Given task: Read the entries below and pull out each line with the string "year".

Recorded information:
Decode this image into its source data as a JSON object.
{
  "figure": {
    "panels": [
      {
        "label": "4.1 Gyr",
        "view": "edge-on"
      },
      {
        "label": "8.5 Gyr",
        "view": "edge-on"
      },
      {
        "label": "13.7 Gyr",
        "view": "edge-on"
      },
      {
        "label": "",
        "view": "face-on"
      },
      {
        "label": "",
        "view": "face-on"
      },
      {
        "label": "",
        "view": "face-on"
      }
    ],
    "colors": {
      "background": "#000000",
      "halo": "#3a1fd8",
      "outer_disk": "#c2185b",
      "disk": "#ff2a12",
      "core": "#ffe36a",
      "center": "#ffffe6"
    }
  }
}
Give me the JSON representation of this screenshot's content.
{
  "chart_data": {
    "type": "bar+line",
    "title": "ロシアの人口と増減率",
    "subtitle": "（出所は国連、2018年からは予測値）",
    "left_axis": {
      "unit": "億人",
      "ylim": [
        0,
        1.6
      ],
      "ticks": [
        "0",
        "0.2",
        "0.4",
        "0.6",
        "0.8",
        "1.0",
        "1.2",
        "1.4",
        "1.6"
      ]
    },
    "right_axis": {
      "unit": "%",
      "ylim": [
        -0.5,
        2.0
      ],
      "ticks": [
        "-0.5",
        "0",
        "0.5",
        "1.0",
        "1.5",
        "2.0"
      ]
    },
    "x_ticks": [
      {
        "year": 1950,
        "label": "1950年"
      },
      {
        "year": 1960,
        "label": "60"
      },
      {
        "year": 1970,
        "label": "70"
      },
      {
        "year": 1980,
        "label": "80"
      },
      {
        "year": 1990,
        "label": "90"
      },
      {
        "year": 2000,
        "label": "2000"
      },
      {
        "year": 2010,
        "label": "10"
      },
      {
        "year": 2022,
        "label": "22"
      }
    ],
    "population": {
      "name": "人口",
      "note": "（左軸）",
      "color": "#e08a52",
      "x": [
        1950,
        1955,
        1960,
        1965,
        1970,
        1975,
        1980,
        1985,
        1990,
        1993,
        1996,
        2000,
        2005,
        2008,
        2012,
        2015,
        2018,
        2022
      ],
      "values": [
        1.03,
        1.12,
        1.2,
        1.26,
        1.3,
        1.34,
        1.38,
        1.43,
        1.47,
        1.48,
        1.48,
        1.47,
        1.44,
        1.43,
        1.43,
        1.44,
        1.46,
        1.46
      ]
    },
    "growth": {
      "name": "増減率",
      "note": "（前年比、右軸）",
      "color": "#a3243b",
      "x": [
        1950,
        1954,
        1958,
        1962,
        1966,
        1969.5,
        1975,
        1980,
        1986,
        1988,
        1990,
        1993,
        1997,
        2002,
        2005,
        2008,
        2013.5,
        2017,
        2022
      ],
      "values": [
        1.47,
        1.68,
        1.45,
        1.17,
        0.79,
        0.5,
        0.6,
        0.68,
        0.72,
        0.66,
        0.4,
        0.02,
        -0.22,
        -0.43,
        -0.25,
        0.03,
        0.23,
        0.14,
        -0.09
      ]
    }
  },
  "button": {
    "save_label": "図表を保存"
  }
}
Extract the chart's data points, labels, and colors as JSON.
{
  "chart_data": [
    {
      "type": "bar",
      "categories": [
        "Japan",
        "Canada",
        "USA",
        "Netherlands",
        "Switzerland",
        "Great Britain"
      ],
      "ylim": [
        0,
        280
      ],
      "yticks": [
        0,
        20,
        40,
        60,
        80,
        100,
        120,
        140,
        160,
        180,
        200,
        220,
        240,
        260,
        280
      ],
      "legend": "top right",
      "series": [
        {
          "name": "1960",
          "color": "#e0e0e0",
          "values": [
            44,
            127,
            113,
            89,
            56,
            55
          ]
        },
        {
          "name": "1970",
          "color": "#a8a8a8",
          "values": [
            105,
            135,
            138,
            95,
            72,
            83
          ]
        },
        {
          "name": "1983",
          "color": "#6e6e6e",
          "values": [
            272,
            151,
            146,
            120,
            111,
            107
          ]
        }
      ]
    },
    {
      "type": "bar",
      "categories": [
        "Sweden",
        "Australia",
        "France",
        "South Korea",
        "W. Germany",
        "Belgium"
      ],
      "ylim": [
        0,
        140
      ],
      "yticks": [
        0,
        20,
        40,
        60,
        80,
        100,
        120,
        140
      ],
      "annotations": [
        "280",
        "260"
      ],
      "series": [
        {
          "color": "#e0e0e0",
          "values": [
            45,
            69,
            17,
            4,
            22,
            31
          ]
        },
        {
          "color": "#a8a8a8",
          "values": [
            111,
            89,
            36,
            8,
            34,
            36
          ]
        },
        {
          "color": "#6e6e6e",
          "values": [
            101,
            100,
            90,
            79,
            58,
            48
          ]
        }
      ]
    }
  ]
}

Solution to this task:
        "year": 1950,
        "year": 1960,
        "year": 1970,
        "year": 1980,
        "year": 1990,
        "year": 2000,
        "year": 2010,
        "year": 2022,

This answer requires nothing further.